How many lines hold the string "Vissez"? Give only the number.

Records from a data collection
----

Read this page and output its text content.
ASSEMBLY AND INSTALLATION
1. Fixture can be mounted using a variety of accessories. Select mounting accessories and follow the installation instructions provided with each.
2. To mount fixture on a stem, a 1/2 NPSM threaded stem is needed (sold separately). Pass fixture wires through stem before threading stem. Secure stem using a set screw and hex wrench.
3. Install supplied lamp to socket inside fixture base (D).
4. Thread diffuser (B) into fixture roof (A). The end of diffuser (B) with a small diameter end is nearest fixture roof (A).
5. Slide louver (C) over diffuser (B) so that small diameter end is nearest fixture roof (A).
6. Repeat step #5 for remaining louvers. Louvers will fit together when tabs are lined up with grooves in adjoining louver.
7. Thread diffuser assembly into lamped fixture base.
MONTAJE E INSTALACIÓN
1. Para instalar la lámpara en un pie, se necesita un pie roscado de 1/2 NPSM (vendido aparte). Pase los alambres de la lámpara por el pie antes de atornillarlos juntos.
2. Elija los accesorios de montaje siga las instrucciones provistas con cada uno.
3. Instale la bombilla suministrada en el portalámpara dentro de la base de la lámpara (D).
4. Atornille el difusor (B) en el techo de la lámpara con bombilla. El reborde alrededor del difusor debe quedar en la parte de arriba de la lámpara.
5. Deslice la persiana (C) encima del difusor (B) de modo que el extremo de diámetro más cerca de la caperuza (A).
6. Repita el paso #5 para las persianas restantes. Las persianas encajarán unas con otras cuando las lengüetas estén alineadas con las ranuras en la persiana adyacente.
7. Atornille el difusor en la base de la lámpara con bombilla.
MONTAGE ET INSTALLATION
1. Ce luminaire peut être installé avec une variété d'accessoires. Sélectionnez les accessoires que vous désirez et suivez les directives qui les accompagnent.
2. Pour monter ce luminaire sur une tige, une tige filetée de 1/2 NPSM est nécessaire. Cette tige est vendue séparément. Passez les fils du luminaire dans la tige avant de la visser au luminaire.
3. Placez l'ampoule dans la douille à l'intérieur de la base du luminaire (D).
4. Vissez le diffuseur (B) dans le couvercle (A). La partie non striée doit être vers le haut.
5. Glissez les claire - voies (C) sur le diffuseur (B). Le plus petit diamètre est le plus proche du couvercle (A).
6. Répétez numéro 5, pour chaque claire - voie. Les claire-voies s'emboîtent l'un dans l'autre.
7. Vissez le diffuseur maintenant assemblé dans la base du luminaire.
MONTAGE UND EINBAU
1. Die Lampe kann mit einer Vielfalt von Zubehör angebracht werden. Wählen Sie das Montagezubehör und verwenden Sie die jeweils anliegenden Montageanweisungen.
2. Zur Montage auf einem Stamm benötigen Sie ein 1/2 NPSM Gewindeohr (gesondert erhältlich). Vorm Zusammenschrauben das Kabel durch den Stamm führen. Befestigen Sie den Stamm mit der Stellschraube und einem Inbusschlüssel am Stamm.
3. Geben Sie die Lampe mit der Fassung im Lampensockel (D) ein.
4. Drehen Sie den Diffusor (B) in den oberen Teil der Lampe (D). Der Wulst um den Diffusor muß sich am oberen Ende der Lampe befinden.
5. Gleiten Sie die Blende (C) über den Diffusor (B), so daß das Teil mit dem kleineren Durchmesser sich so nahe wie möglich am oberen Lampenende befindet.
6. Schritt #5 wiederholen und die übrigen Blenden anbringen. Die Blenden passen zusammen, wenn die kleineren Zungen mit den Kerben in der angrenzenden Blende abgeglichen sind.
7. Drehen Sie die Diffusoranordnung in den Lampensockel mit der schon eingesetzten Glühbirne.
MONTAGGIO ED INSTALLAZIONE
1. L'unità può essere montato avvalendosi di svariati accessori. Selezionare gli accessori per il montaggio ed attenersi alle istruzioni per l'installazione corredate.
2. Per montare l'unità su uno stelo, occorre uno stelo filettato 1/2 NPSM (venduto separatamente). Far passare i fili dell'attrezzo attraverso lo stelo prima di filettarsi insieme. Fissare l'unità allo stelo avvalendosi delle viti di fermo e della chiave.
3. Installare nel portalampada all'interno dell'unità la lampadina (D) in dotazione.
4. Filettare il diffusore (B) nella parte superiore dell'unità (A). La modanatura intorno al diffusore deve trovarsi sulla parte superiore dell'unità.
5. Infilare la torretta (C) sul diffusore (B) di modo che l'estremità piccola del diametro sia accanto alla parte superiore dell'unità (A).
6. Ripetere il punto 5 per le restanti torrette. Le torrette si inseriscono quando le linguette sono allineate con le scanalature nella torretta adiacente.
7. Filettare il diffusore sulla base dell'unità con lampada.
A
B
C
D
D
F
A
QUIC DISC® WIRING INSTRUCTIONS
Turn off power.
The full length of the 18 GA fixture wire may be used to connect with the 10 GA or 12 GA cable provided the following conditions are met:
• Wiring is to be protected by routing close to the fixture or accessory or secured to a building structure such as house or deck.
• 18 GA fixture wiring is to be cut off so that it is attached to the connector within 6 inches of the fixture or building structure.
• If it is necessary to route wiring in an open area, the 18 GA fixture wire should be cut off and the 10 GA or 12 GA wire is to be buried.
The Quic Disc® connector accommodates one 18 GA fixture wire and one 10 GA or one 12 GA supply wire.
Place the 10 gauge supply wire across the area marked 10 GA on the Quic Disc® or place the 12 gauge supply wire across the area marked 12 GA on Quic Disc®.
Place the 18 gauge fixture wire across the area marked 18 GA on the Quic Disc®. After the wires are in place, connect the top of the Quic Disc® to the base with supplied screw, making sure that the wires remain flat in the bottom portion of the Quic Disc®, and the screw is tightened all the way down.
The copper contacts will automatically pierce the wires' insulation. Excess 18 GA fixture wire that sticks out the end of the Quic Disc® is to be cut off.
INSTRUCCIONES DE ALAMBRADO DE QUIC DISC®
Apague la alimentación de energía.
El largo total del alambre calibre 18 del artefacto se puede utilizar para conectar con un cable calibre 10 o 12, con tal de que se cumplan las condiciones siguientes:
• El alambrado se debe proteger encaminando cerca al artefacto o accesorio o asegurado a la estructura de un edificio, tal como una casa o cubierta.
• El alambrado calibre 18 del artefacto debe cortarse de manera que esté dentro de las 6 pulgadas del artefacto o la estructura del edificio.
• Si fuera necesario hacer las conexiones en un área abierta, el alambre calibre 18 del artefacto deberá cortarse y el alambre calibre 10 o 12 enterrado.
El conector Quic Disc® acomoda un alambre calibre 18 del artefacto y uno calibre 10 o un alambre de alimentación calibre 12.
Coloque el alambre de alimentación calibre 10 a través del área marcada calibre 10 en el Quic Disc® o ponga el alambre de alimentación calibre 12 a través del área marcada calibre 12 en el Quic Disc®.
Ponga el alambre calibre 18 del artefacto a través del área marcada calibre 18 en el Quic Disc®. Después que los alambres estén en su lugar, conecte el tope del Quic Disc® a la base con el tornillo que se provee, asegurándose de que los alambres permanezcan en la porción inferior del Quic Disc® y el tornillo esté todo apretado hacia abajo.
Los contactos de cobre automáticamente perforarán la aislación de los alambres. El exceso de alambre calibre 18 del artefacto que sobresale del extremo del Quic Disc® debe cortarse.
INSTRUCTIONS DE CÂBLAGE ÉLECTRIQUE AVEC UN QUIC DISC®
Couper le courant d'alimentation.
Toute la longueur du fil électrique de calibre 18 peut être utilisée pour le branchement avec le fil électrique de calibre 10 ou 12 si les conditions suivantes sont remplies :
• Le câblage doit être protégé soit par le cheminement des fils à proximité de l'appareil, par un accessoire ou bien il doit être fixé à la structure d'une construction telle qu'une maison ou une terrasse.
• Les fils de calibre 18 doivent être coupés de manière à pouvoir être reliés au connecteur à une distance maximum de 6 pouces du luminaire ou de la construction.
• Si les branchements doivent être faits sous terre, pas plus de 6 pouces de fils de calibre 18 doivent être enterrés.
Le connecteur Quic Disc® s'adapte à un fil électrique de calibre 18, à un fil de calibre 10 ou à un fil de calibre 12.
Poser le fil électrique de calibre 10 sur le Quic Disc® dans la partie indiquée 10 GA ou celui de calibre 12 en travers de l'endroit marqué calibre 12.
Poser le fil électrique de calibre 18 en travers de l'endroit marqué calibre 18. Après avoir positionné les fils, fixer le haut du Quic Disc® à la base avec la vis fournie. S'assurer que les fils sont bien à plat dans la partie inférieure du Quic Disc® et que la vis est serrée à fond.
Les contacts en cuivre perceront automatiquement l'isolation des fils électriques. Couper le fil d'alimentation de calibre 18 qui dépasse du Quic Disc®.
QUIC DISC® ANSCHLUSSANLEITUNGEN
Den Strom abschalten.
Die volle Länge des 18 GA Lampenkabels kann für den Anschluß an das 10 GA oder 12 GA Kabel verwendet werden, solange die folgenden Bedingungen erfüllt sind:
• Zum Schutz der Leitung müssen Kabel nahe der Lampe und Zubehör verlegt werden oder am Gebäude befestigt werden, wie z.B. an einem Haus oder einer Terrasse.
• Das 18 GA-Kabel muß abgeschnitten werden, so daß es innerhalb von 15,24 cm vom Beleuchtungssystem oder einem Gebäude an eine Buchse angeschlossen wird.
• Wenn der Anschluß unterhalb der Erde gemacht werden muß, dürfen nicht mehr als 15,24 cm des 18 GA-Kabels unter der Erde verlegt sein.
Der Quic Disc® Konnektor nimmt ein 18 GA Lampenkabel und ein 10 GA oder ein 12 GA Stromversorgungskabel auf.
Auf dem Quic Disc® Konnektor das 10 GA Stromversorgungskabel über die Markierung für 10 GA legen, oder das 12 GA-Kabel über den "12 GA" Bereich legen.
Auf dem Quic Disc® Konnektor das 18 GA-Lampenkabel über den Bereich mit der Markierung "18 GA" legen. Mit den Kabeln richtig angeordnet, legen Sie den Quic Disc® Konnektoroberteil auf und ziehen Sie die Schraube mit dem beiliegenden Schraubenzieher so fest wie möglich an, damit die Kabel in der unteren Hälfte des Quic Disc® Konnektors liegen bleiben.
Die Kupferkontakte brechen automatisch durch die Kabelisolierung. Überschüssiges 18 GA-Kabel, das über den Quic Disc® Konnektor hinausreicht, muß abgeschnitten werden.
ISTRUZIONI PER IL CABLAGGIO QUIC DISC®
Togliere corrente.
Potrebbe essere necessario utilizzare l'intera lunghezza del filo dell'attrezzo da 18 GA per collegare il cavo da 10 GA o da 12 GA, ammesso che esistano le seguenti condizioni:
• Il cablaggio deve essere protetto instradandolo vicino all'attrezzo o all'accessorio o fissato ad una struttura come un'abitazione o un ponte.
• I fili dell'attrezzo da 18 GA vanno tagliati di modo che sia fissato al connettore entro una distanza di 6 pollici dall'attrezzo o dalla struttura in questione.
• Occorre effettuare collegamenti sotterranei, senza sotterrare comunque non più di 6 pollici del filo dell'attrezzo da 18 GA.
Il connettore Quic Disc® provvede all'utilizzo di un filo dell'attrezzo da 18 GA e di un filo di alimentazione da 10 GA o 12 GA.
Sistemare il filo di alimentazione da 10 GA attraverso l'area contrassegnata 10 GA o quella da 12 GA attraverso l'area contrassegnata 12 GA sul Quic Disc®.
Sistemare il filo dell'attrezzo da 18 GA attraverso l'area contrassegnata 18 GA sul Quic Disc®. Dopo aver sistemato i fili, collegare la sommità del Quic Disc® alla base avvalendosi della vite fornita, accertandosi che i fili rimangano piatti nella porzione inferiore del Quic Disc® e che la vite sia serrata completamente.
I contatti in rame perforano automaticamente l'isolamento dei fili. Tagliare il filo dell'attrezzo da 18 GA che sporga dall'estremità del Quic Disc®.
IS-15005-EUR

----

• _Result of the exercise_
2